- _Complete the following_:
[1] From the mailing list message below, list every webmail service that is named as an example of how HTML email gets embedded.
[2] In the mailing list message below, what does the quoted text say AOL uses to embed HTML email?
[3] Please continue the mailing list message that appears below, ahead of the records, starting after its last line.

- _Source document_:
________

W3C home > Mailing lists > Public > public-htmail@w3.org > July 2016

Re: Ideas for an Email Specification

From: Stefan Mies <stefan.mies@gmail.com>
Date: Sun, 10 Jul 2016 12:27:52 +0000
Message-ID: <CAOMFAkpRcrqDEUbeuAxWZuK55+_ATbhTKSQZLLyYUiU07miE4g@mail.gmail.com>
To: Joshua Cranmer <Pidgeot18@verizon.net>, public-htmail@w3.org
Very awesome!

I Think we have to talk about a subversion HTML 5 Email, CSS Email and
Embed Objects.

What do you think about to split the group to focus to the main pain points?






Joshua Cranmer <Pidgeot18@verizon.net> schrieb am Sa., 9. Juli 2016 um
02:01 Uhr:

> On 7/8/2016 7:16 AM, RĂ©mi (HTeuMeuLeu) wrote:
> > Hello everyone,
> >
> > I believe that creating an Email Specification with guidelines for
> > email client vendors could vastly help getting things standardized.
> > Given the recent rebirth of this mailing list, I'd like to share a few
> > random ideas I had in the past year of things that should be
> > standardized across email clients.
> >
> > # HTML
> > * How to embed an HTML email within a webmail or application. Some
> > webmails like Gmail, Yahoo or Outlook.com embed the HTML directly
> > within the webmail. Others like AOL use an iframe.

________

- _Provided information_:
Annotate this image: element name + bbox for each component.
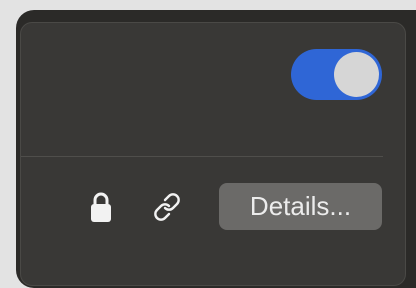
- toggle-switch[interactable]: [291, 49, 382, 100]
- toggle-knob: [334, 52, 379, 97]
- link-icon[interactable]: [149, 189, 185, 225]
- settings-card: Details...: [20, 22, 406, 286]
- details-button[interactable]: Details...: [219, 183, 382, 230]
- lock-icon: [87, 189, 115, 225]
- window: Details...: [0, 0, 416, 288]
- divider: [21, 156, 383, 157]
- settings-panel: Details...: [16, 10, 416, 288]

________

- _Responses for each task_:
[1] Gmail, Yahoo, Outlook.com, AOL

[2] An iframe.

[3]
> > * Supported attributes. Given the immensity of JavaScript attributes
> > that can be written directly inline (like "onload", "onmouseover",
> > etc.), I believe the safest way to embed an HTML email within a
> > webmail is to have a white list of supported attributes. I believe
> > attributes like "id" and "class" should be supported. But for some
> > reason, a webmail like Gmail removes this (even though it keeps styles
> > targeting classes or ids).
> > * Attributes prefixing. Supported attributes like class or ids should
> > be prefixed in order to prevent an email to reuse styles from a
> > webmail. This is done by webmails like Yahoo.
> > * Supported elements. Listing elements that should or shouldn't be
> > supported by webmails and email clients. For example, should a webmail
> > support video or audio tags ? What are the security implications ?
> > * Image blocking. Some webmails (like Outlook.com) block images by
> > replacing the image path in the src attribute with a dummy pixel
> > image. Others (like Gmail, Yahoo or AOL) remove the src attribute.
> > Both solutions have different results across browsers depending on
> > other attributes present on the images.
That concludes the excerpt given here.